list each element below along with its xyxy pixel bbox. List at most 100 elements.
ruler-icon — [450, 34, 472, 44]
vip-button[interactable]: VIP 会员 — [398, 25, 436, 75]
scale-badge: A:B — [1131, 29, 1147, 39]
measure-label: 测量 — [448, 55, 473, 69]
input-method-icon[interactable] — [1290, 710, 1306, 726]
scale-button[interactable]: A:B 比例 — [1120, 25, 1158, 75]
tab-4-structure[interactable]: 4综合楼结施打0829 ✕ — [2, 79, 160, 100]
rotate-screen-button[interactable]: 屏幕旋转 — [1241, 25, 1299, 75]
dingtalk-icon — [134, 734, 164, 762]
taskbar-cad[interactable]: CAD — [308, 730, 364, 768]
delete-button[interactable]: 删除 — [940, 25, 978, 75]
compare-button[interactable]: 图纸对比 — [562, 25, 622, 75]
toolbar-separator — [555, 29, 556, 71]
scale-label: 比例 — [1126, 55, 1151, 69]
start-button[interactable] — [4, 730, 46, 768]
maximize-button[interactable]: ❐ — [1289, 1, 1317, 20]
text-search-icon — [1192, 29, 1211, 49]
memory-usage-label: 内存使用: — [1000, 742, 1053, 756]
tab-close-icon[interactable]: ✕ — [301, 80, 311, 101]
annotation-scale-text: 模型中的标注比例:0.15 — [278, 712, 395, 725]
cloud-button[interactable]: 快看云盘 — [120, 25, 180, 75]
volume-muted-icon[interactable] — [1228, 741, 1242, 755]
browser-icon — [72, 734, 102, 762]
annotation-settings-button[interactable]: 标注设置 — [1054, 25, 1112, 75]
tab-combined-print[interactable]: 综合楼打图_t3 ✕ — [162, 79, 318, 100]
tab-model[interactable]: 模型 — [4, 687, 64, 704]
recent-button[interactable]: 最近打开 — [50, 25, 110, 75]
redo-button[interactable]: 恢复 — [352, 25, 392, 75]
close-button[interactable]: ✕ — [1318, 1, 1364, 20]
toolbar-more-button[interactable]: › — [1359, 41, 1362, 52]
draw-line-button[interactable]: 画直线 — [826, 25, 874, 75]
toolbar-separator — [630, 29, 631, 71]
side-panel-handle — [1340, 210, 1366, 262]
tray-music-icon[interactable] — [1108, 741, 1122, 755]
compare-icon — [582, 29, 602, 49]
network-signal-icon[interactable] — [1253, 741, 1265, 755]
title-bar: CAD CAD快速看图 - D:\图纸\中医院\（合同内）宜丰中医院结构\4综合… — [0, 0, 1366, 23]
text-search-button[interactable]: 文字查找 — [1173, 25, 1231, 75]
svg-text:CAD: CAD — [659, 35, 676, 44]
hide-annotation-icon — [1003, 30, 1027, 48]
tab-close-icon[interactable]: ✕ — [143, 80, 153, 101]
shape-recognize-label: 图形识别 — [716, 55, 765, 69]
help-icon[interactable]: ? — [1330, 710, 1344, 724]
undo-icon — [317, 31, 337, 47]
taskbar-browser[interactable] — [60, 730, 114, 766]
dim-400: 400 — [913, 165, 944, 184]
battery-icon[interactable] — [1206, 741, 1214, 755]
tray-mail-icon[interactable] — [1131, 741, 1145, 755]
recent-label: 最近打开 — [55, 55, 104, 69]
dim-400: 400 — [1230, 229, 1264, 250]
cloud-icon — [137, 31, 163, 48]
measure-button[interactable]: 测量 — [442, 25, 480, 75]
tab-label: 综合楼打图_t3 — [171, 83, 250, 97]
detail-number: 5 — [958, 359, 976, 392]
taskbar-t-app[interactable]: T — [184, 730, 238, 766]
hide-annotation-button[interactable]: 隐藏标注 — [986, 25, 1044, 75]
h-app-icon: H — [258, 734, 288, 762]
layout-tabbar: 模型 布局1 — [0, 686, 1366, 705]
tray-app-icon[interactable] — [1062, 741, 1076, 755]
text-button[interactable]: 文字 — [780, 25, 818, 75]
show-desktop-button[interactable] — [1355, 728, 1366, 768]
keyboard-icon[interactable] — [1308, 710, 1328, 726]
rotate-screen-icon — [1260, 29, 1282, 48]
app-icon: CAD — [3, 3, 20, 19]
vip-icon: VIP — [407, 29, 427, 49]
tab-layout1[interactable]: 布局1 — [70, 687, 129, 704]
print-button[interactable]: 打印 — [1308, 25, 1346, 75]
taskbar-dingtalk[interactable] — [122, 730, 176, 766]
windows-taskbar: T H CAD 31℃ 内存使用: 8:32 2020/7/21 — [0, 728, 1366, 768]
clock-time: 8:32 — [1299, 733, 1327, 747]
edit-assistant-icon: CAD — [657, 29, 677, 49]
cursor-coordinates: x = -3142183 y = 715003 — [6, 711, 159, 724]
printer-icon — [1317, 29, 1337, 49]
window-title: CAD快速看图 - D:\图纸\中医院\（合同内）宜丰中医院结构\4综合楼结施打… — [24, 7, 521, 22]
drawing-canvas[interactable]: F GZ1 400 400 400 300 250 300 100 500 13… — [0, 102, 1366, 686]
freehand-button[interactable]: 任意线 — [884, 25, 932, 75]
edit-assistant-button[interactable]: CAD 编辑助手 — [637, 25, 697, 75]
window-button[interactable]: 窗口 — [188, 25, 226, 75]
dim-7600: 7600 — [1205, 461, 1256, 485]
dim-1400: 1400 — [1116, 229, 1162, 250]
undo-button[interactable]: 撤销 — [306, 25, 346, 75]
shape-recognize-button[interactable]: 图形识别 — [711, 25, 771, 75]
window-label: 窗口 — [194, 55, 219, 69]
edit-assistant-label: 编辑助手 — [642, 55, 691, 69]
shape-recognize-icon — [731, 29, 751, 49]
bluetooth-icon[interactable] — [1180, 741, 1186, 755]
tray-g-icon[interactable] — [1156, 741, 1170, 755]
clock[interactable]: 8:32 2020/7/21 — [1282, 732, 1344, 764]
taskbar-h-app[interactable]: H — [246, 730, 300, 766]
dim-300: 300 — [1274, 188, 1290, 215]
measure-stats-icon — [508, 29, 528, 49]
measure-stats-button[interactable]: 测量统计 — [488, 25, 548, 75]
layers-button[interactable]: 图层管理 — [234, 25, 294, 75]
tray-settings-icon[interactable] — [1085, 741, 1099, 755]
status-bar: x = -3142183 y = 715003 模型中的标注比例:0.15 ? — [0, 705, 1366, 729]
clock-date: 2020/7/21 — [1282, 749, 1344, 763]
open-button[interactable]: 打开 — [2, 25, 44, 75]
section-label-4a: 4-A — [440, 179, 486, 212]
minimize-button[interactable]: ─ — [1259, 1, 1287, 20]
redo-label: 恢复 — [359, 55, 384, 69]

* * * * *

• What you should do
Recast the lines of the listing as a numbered list, leaving out any blank lines.

• Exercise result
1. list each element below along with its xyxy pixel bbox. List at most 100 elements.
2. ruler-icon — [450, 34, 472, 44]
3. vip-button[interactable]: VIP 会员 — [398, 25, 436, 75]
4. scale-badge: A:B — [1131, 29, 1147, 39]
5. measure-label: 测量 — [448, 55, 473, 69]
6. input-method-icon[interactable] — [1290, 710, 1306, 726]
7. scale-button[interactable]: A:B 比例 — [1120, 25, 1158, 75]
8. tab-4-structure[interactable]: 4综合楼结施打0829 ✕ — [2, 79, 160, 100]
9. rotate-screen-button[interactable]: 屏幕旋转 — [1241, 25, 1299, 75]
10. dingtalk-icon — [134, 734, 164, 762]
11. taskbar-cad[interactable]: CAD — [308, 730, 364, 768]
12. delete-button[interactable]: 删除 — [940, 25, 978, 75]
13. compare-button[interactable]: 图纸对比 — [562, 25, 622, 75]
14. toolbar-separator — [555, 29, 556, 71]
15. scale-label: 比例 — [1126, 55, 1151, 69]
16. start-button[interactable] — [4, 730, 46, 768]
17. maximize-button[interactable]: ❐ — [1289, 1, 1317, 20]
18. text-search-icon — [1192, 29, 1211, 49]
19. memory-usage-label: 内存使用: — [1000, 742, 1053, 756]
20. tab-close-icon[interactable]: ✕ — [301, 80, 311, 101]
21. annotation-scale-text: 模型中的标注比例:0.15 — [278, 712, 395, 725]
22. cloud-button[interactable]: 快看云盘 — [120, 25, 180, 75]
23. volume-muted-icon[interactable] — [1228, 741, 1242, 755]
24. browser-icon — [72, 734, 102, 762]
25. annotation-settings-button[interactable]: 标注设置 — [1054, 25, 1112, 75]
26. tab-combined-print[interactable]: 综合楼打图_t3 ✕ — [162, 79, 318, 100]
27. tab-model[interactable]: 模型 — [4, 687, 64, 704]
28. recent-button[interactable]: 最近打开 — [50, 25, 110, 75]
29. redo-button[interactable]: 恢复 — [352, 25, 392, 75]
30. close-button[interactable]: ✕ — [1318, 1, 1364, 20]
31. toolbar-more-button[interactable]: › — [1359, 41, 1362, 52]
32. draw-line-button[interactable]: 画直线 — [826, 25, 874, 75]
33. toolbar-separator — [630, 29, 631, 71]
34. side-panel-handle — [1340, 210, 1366, 262]
35. tray-music-icon[interactable] — [1108, 741, 1122, 755]
36. compare-icon — [582, 29, 602, 49]
37. network-signal-icon[interactable] — [1253, 741, 1265, 755]
38. title-bar: CAD CAD快速看图 - D:\图纸\中医院\（合同内）宜丰中医院结构\4综合… — [0, 0, 1366, 23]
39. text-search-button[interactable]: 文字查找 — [1173, 25, 1231, 75]
40. svg-text:CAD: CAD — [659, 35, 676, 44]
41. hide-annotation-icon — [1003, 30, 1027, 48]
42. tab-close-icon[interactable]: ✕ — [143, 80, 153, 101]
43. shape-recognize-label: 图形识别 — [716, 55, 765, 69]
44. help-icon[interactable]: ? — [1330, 710, 1344, 724]
45. undo-icon — [317, 31, 337, 47]
46. taskbar-browser[interactable] — [60, 730, 114, 766]
47. dim-400: 400 — [913, 165, 944, 184]
48. battery-icon[interactable] — [1206, 741, 1214, 755]
49. tray-mail-icon[interactable] — [1131, 741, 1145, 755]
50. recent-label: 最近打开 — [55, 55, 104, 69]
51. dim-400: 400 — [1230, 229, 1264, 250]
52. cloud-icon — [137, 31, 163, 48]
53. measure-button[interactable]: 测量 — [442, 25, 480, 75]
54. tab-label: 综合楼打图_t3 — [171, 83, 250, 97]
55. detail-number: 5 — [958, 359, 976, 392]
56. taskbar-t-app[interactable]: T — [184, 730, 238, 766]
57. hide-annotation-button[interactable]: 隐藏标注 — [986, 25, 1044, 75]
58. h-app-icon: H — [258, 734, 288, 762]
59. layout-tabbar: 模型 布局1 — [0, 686, 1366, 705]
60. tray-app-icon[interactable] — [1062, 741, 1076, 755]
61. text-button[interactable]: 文字 — [780, 25, 818, 75]
62. show-desktop-button[interactable] — [1355, 728, 1366, 768]
63. keyboard-icon[interactable] — [1308, 710, 1328, 726]
64. rotate-screen-icon — [1260, 29, 1282, 48]
65. app-icon: CAD — [3, 3, 20, 19]
66. vip-icon: VIP — [407, 29, 427, 49]
67. tab-layout1[interactable]: 布局1 — [70, 687, 129, 704]
68. print-button[interactable]: 打印 — [1308, 25, 1346, 75]
69. taskbar-dingtalk[interactable] — [122, 730, 176, 766]
70. windows-taskbar: T H CAD 31℃ 内存使用: 8:32 2020/7/21 — [0, 728, 1366, 768]
71. clock-time: 8:32 — [1299, 733, 1327, 747]
72. edit-assistant-icon: CAD — [657, 29, 677, 49]
73. cursor-coordinates: x = -3142183 y = 715003 — [6, 711, 159, 724]
74. printer-icon — [1317, 29, 1337, 49]
75. window-title: CAD快速看图 - D:\图纸\中医院\（合同内）宜丰中医院结构\4综合楼结施打… — [24, 7, 521, 22]
76. drawing-canvas[interactable]: F GZ1 400 400 400 300 250 300 100 500 13… — [0, 102, 1366, 686]
77. freehand-button[interactable]: 任意线 — [884, 25, 932, 75]
78. edit-assistant-button[interactable]: CAD 编辑助手 — [637, 25, 697, 75]
79. window-button[interactable]: 窗口 — [188, 25, 226, 75]
80. dim-7600: 7600 — [1205, 461, 1256, 485]
81. dim-1400: 1400 — [1116, 229, 1162, 250]
82. undo-button[interactable]: 撤销 — [306, 25, 346, 75]
83. shape-recognize-button[interactable]: 图形识别 — [711, 25, 771, 75]
84. window-label: 窗口 — [194, 55, 219, 69]
85. edit-assistant-label: 编辑助手 — [642, 55, 691, 69]
86. shape-recognize-icon — [731, 29, 751, 49]
87. bluetooth-icon[interactable] — [1180, 741, 1186, 755]
88. tray-g-icon[interactable] — [1156, 741, 1170, 755]
89. clock[interactable]: 8:32 2020/7/21 — [1282, 732, 1344, 764]
90. taskbar-h-app[interactable]: H — [246, 730, 300, 766]
91. dim-300: 300 — [1274, 188, 1290, 215]
92. measure-stats-icon — [508, 29, 528, 49]
93. measure-stats-button[interactable]: 测量统计 — [488, 25, 548, 75]
94. layers-button[interactable]: 图层管理 — [234, 25, 294, 75]
95. tray-settings-icon[interactable] — [1085, 741, 1099, 755]
96. status-bar: x = -3142183 y = 715003 模型中的标注比例:0.15 ? — [0, 705, 1366, 729]
97. clock-date: 2020/7/21 — [1282, 749, 1344, 763]
98. open-button[interactable]: 打开 — [2, 25, 44, 75]
99. section-label-4a: 4-A — [440, 179, 486, 212]
100. minimize-button[interactable]: ─ — [1259, 1, 1287, 20]
101. redo-label: 恢复 — [359, 55, 384, 69]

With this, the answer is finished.